_What to produce_:
Check each line of the records below and collect those that include the word "ylabel".

START Data shown

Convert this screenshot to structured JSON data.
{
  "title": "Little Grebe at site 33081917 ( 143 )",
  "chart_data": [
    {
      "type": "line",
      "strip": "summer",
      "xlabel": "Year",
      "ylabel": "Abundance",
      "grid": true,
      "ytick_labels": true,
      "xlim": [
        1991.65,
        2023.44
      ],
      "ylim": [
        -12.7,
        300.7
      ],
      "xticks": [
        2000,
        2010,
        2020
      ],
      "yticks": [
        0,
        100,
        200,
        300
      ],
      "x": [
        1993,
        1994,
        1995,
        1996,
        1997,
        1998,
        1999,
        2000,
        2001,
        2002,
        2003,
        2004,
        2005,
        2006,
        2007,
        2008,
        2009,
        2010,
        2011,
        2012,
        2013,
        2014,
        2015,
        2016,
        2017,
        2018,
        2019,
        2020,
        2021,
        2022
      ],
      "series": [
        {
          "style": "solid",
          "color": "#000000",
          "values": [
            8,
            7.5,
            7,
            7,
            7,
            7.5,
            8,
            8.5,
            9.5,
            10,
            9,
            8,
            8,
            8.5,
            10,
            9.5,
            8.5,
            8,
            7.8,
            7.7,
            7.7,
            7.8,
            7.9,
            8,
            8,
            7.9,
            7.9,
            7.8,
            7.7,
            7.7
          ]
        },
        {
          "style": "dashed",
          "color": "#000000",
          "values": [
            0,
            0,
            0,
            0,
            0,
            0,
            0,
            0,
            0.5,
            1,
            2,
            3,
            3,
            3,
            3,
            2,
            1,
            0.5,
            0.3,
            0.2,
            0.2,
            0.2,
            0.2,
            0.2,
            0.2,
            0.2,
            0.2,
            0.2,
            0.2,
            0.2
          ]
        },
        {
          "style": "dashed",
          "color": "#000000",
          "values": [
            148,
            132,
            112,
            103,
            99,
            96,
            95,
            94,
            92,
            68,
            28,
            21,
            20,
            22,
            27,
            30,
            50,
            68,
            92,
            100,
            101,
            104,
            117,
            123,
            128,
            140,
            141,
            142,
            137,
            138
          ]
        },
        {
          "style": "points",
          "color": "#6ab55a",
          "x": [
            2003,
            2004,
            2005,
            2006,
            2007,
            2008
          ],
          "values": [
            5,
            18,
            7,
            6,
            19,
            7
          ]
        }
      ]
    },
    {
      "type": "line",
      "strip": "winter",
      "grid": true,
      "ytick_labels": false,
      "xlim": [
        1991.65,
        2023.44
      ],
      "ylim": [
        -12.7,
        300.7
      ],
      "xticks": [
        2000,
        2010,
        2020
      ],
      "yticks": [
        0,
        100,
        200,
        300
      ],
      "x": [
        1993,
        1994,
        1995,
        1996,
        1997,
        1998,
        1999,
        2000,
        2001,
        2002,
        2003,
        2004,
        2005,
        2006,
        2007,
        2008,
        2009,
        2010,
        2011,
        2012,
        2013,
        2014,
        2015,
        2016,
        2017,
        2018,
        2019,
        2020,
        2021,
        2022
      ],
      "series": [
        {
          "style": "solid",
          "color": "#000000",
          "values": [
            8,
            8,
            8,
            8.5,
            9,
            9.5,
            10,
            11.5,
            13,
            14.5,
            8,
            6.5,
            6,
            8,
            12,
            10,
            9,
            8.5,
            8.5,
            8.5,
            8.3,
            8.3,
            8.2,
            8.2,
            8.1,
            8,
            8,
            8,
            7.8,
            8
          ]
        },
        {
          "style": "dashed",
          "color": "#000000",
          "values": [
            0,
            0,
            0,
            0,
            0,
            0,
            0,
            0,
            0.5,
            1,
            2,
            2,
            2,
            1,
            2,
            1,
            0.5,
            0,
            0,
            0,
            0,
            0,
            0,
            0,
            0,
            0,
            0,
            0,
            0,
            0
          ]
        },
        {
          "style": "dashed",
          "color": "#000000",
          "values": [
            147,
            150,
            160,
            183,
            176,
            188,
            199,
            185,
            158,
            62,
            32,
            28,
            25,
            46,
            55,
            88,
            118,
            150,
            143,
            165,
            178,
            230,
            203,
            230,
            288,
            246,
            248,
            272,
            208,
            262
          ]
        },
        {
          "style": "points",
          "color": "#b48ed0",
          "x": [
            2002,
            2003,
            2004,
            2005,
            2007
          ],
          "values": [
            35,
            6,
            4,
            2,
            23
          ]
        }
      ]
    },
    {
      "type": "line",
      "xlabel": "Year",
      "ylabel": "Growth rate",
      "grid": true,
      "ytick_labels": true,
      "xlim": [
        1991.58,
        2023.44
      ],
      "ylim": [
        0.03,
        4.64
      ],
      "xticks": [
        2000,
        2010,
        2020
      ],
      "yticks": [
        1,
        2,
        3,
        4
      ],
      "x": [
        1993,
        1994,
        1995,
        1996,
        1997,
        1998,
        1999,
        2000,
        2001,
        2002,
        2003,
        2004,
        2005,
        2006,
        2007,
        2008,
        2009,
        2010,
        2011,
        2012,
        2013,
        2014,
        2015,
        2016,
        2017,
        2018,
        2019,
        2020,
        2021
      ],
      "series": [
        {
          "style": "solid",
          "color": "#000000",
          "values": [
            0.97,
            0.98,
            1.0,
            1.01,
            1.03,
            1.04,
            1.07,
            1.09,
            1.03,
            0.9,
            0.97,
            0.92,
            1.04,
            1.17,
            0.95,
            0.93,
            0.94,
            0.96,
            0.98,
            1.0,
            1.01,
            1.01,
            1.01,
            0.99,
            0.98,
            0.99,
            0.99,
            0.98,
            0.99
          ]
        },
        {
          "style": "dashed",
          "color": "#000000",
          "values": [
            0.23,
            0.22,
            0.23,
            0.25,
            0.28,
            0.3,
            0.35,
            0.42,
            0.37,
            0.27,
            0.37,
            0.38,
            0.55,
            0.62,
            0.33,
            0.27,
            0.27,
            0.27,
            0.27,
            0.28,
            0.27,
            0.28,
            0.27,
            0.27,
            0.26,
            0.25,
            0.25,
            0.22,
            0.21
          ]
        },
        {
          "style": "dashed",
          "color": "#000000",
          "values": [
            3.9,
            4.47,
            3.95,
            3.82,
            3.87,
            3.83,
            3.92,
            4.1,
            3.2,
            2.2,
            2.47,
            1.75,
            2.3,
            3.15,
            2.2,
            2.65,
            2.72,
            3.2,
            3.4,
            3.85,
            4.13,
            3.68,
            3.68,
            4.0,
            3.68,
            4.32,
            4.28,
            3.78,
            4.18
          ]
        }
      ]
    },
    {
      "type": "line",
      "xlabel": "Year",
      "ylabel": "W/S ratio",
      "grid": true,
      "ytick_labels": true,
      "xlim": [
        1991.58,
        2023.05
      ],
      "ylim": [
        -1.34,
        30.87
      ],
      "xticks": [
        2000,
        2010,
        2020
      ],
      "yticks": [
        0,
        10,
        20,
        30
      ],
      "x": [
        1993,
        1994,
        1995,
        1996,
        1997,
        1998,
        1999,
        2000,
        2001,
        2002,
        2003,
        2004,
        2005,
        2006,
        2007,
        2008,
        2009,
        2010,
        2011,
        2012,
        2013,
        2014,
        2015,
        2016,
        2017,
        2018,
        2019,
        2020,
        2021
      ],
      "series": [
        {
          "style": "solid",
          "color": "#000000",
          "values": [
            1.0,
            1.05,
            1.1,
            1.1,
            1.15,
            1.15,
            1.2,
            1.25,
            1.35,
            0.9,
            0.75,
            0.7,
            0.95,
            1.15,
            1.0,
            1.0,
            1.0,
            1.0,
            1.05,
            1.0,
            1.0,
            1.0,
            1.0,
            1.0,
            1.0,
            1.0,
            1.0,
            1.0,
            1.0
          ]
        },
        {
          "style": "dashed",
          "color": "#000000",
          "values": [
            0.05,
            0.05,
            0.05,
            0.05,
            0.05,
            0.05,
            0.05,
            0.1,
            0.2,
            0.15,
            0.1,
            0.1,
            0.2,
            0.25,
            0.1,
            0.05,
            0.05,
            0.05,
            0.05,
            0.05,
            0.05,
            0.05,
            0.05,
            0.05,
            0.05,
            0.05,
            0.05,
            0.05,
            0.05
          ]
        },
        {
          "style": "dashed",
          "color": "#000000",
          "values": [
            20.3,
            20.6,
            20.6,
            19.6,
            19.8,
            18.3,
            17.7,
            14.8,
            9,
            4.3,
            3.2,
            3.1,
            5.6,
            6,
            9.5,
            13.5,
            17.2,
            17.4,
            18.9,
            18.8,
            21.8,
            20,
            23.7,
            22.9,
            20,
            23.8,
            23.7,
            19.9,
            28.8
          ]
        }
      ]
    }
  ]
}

END Data shown

_In response_:
      "ylabel": "Abundance",
      "ylabel": "Growth rate",
      "ylabel": "W/S ratio",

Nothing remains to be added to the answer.